Dataset items:
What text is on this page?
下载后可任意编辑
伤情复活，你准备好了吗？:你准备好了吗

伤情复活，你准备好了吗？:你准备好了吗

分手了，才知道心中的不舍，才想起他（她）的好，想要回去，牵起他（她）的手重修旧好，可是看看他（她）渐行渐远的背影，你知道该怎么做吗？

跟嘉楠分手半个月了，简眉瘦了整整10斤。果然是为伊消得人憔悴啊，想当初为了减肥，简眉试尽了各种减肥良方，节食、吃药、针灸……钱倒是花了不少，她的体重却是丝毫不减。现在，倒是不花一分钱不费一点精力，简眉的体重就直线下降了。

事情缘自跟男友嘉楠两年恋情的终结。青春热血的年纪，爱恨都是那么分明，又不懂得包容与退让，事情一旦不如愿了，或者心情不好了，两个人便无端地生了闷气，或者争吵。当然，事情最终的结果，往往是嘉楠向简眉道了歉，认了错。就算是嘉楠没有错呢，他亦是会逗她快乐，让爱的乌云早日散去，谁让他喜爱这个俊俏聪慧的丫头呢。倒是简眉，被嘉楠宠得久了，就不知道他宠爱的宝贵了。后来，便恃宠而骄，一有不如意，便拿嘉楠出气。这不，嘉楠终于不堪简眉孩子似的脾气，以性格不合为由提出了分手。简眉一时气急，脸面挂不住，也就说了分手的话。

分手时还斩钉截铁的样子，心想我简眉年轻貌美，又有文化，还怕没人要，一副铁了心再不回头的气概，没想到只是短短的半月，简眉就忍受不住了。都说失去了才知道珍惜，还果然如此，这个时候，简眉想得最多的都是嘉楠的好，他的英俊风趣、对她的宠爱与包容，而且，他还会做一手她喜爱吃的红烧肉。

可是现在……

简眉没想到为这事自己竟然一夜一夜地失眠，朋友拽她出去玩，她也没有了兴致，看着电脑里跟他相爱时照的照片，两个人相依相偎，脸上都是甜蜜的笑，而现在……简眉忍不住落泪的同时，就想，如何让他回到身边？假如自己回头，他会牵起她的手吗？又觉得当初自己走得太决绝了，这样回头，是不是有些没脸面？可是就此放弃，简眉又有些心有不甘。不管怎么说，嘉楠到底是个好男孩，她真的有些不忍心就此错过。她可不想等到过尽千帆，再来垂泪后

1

--

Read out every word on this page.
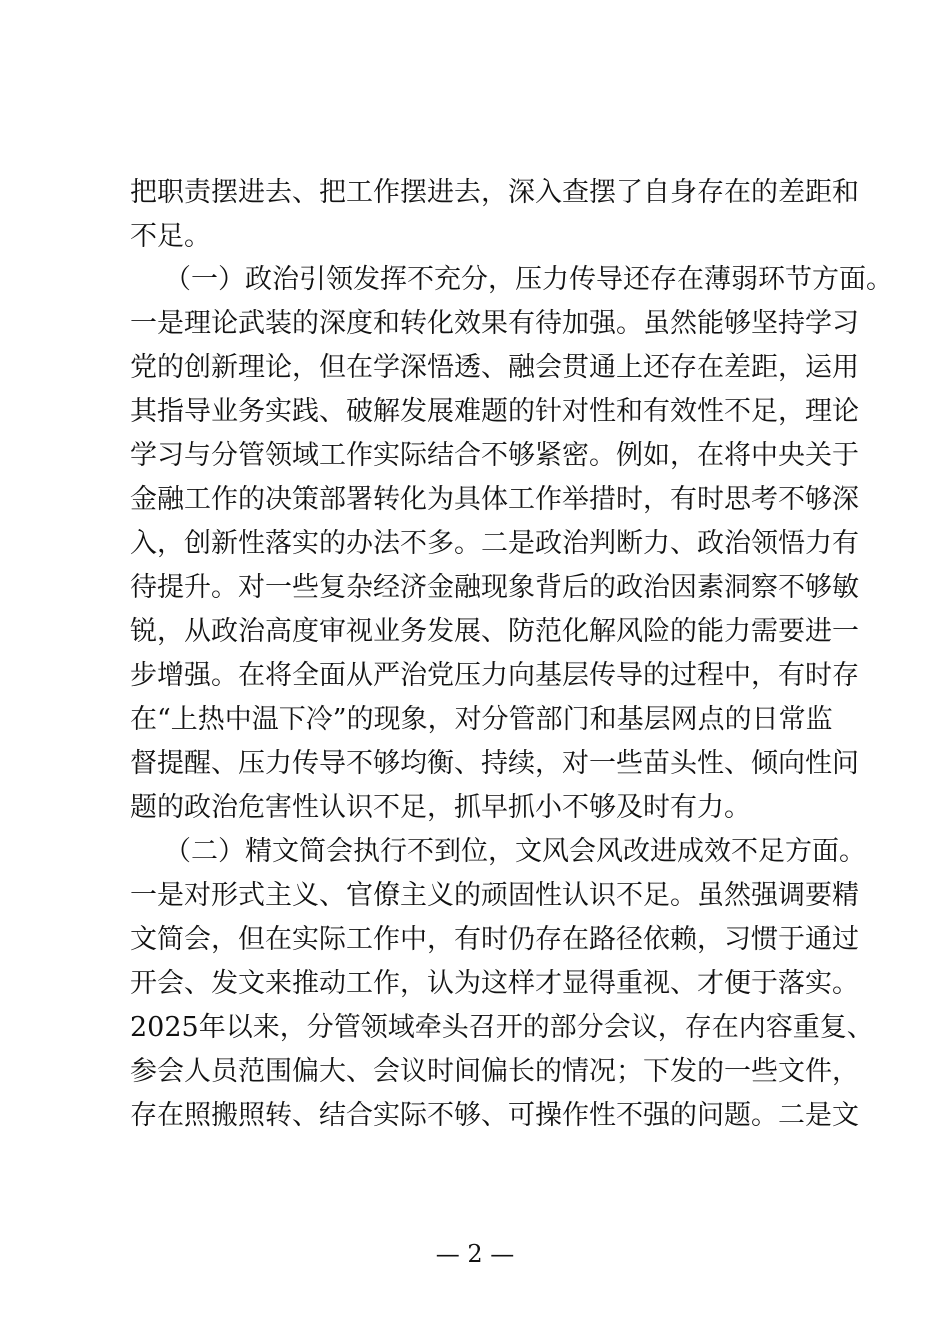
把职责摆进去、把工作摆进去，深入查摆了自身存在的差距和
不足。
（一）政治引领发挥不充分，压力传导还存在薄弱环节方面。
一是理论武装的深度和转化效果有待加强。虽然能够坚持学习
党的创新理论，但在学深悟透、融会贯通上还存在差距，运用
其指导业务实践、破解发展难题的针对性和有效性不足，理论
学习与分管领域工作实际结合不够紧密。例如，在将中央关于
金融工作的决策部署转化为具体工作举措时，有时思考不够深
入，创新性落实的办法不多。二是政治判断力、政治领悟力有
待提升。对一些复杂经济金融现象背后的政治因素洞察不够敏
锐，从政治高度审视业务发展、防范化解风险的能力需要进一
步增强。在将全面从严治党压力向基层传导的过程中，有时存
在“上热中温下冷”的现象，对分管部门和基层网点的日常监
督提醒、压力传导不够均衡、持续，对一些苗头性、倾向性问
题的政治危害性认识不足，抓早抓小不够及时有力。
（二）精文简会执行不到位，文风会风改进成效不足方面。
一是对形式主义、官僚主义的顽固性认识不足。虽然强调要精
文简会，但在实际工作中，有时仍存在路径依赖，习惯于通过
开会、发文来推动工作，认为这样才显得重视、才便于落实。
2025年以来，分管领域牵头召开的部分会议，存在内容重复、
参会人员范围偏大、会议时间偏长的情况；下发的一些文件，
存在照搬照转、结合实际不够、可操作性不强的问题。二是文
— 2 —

_Task statement_
Scan the listing above and identify each line holding the string "page"; copy every such line.

_Exercise output_
What text is on this page?
Read out every word on this page.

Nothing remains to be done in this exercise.